**What the exercise asks**. Every line must be returned precisely as it is written.

**Excerpted records**.

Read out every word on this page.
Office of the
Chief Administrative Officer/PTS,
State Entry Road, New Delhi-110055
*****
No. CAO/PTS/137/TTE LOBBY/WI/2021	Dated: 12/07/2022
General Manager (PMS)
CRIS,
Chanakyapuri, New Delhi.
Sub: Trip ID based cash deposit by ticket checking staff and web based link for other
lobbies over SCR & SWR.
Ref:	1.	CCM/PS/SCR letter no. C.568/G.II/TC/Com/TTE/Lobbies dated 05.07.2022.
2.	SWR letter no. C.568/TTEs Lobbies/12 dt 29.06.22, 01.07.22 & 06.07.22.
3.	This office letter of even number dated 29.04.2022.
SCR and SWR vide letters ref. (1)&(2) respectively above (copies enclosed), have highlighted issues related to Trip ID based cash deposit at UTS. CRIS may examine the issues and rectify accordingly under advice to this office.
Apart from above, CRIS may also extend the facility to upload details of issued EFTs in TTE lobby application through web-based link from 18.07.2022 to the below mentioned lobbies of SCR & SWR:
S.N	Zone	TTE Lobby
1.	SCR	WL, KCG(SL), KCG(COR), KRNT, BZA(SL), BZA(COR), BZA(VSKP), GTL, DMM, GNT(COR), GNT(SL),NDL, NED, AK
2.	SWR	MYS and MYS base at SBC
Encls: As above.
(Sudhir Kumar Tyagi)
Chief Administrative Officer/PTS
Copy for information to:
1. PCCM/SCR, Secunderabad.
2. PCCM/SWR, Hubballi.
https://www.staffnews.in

**Exercise response**.
Read out every word on this page.
Office of the
Chief Administrative Officer/PTS,
State Entry Road, New Delhi-110055
*****
No. CAO/PTS/137/TTE LOBBY/WI/2021	Dated: 12/07/2022
General Manager (PMS)
CRIS,
Chanakyapuri, New Delhi.
Sub: Trip ID based cash deposit by ticket checking staff and web based link for other
lobbies over SCR & SWR.
Ref:	1.	CCM/PS/SCR letter no. C.568/G.II/TC/Com/TTE/Lobbies dated 05.07.2022.
2.	SWR letter no. C.568/TTEs Lobbies/12 dt 29.06.22, 01.07.22 & 06.07.22.
3.	This office letter of even number dated 29.04.2022.
SCR and SWR vide letters ref. (1)&(2) respectively above (copies enclosed), have highlighted issues related to Trip ID based cash deposit at UTS. CRIS may examine the issues and rectify accordingly under advice to this office.
Apart from above, CRIS may also extend the facility to upload details of issued EFTs in TTE lobby application through web-based link from 18.07.2022 to the below mentioned lobbies of SCR & SWR:
S.N	Zone	TTE Lobby
1.	SCR	WL, KCG(SL), KCG(COR), KRNT, BZA(SL), BZA(COR), BZA(VSKP), GTL, DMM, GNT(COR), GNT(SL),NDL, NED, AK
2.	SWR	MYS and MYS base at SBC
Encls: As above.
(Sudhir Kumar Tyagi)
Chief Administrative Officer/PTS
Copy for information to:
1. PCCM/SCR, Secunderabad.
2. PCCM/SWR, Hubballi.
https://www.staffnews.in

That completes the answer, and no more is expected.